» **What is expected**: Filter the listing below, copying every line in which the word "East" appears.

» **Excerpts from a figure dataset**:
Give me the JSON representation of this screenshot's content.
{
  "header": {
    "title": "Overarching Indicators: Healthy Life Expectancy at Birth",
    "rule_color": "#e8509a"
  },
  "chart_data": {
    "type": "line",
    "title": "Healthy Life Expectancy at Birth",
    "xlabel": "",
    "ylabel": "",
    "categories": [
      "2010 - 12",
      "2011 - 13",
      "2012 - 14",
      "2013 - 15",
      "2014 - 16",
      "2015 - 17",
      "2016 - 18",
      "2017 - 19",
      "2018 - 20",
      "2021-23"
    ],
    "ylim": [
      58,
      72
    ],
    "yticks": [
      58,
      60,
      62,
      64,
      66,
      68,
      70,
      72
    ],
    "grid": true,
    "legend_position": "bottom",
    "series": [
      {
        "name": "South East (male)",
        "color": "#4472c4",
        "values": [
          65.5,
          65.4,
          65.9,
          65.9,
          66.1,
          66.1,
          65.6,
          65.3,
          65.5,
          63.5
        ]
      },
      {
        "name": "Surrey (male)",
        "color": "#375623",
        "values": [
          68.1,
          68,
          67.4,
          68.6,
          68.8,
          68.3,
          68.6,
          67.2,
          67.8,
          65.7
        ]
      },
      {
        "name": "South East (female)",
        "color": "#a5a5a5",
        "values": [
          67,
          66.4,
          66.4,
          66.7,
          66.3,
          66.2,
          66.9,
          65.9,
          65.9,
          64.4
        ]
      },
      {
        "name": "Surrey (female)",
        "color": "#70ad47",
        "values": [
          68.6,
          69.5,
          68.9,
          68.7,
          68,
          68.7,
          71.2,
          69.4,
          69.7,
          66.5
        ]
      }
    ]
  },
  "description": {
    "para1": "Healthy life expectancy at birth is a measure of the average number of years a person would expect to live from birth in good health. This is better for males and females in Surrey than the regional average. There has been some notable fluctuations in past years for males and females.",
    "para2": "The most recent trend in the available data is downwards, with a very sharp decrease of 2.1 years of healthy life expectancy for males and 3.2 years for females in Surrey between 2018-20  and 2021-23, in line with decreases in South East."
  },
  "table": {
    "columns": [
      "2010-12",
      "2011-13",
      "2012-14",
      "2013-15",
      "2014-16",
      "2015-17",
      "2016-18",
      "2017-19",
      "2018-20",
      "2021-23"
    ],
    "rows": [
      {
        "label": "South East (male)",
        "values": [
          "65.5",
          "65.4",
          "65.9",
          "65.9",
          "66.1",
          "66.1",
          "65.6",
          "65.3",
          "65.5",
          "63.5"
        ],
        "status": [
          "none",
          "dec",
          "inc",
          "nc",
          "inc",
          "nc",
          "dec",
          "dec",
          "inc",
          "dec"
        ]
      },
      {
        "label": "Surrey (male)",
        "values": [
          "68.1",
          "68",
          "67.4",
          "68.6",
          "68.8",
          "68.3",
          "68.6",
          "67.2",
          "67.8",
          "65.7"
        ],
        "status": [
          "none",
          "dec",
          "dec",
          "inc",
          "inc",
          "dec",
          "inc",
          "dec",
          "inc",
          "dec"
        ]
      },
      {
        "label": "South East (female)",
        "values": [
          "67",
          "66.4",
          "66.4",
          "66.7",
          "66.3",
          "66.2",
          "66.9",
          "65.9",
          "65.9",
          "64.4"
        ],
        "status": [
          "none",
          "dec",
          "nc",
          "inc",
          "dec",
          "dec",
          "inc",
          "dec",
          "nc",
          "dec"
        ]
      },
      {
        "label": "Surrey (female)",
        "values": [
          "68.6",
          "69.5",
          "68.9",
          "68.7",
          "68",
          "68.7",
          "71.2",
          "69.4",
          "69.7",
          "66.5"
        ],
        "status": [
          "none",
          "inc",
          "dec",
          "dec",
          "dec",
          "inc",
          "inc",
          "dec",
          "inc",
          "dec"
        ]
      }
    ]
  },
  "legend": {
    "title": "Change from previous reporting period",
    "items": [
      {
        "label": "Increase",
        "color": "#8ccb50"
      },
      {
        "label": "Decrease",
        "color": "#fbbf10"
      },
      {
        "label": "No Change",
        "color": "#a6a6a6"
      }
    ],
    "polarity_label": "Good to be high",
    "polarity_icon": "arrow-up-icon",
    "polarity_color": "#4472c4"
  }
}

» **In response**:
        "name": "South East (male)",
        "name": "South East (female)",
    "para2": "The most recent trend in the available data is downwards, with a very sharp decrease of 2.1 years of healthy life expectancy for males and 3.2 years for females in Surrey between 2018-20  and 2021-23, in line with decreases in South East."
        "label": "South East (male)",
        "label": "South East (female)",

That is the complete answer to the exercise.